Problem: Arrange every line of the rows below into a Markdown table with the columns No and Line, giving each line its running number. Skip blank lines.
[Start Input for this task]
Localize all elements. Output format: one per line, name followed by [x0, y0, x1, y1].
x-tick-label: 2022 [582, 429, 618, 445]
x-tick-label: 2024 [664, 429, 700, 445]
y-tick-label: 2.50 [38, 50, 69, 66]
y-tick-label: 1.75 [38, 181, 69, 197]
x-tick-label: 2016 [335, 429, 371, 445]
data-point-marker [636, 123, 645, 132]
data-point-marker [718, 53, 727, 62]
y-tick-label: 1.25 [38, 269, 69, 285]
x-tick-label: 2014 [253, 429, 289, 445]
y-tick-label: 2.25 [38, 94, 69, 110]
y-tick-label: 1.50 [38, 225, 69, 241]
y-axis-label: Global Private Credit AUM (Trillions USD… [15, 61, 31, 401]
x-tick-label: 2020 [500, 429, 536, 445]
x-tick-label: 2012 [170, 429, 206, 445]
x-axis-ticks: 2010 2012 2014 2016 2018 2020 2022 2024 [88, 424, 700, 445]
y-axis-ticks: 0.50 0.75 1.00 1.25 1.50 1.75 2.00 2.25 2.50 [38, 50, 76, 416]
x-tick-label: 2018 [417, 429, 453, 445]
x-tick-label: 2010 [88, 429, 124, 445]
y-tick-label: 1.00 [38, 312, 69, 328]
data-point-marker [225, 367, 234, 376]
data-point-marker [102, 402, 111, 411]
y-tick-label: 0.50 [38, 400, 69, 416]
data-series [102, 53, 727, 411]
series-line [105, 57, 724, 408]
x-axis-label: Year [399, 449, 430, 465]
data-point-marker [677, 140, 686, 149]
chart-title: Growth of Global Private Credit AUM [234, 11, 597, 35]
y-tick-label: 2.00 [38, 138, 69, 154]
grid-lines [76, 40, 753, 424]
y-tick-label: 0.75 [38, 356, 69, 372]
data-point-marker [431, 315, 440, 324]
[End Input for this task]
Written response:
| No | Line |
|---|---|
| 1 | Localize all elements. Output format: one per line, name followed by [x0, y0, x1, y1]. |
| 2 | x-tick-label: 2022 [582, 429, 618, 445] |
| 3 | x-tick-label: 2024 [664, 429, 700, 445] |
| 4 | y-tick-label: 2.50 [38, 50, 69, 66] |
| 5 | y-tick-label: 1.75 [38, 181, 69, 197] |
| 6 | x-tick-label: 2016 [335, 429, 371, 445] |
| 7 | data-point-marker [636, 123, 645, 132] |
| 8 | data-point-marker [718, 53, 727, 62] |
| 9 | y-tick-label: 1.25 [38, 269, 69, 285] |
| 10 | x-tick-label: 2014 [253, 429, 289, 445] |
| 11 | y-tick-label: 2.25 [38, 94, 69, 110] |
| 12 | y-tick-label: 1.50 [38, 225, 69, 241] |
| 13 | y-axis-label: Global Private Credit AUM (Trillions USD… [15, 61, 31, 401] |
| 14 | x-tick-label: 2020 [500, 429, 536, 445] |
| 15 | x-tick-label: 2012 [170, 429, 206, 445] |
| 16 | x-axis-ticks: 2010 2012 2014 2016 2018 2020 2022 2024 [88, 424, 700, 445] |
| 17 | y-axis-ticks: 0.50 0.75 1.00 1.25 1.50 1.75 2.00 2.25 2.50 [38, 50, 76, 416] |
| 18 | x-tick-label: 2018 [417, 429, 453, 445] |
| 19 | x-tick-label: 2010 [88, 429, 124, 445] |
| 20 | y-tick-label: 1.00 [38, 312, 69, 328] |
| 21 | data-point-marker [225, 367, 234, 376] |
| 22 | data-point-marker [102, 402, 111, 411] |
| 23 | y-tick-label: 0.50 [38, 400, 69, 416] |
| 24 | data-series [102, 53, 727, 411] |
| 25 | series-line [105, 57, 724, 408] |
| 26 | x-axis-label: Year [399, 449, 430, 465] |
| 27 | data-point-marker [677, 140, 686, 149] |
| 28 | chart-title: Growth of Global Private Credit AUM [234, 11, 597, 35] |
| 29 | y-tick-label: 2.00 [38, 138, 69, 154] |
| 30 | grid-lines [76, 40, 753, 424] |
| 31 | y-tick-label: 0.75 [38, 356, 69, 372] |
| 32 | data-point-marker [431, 315, 440, 324] |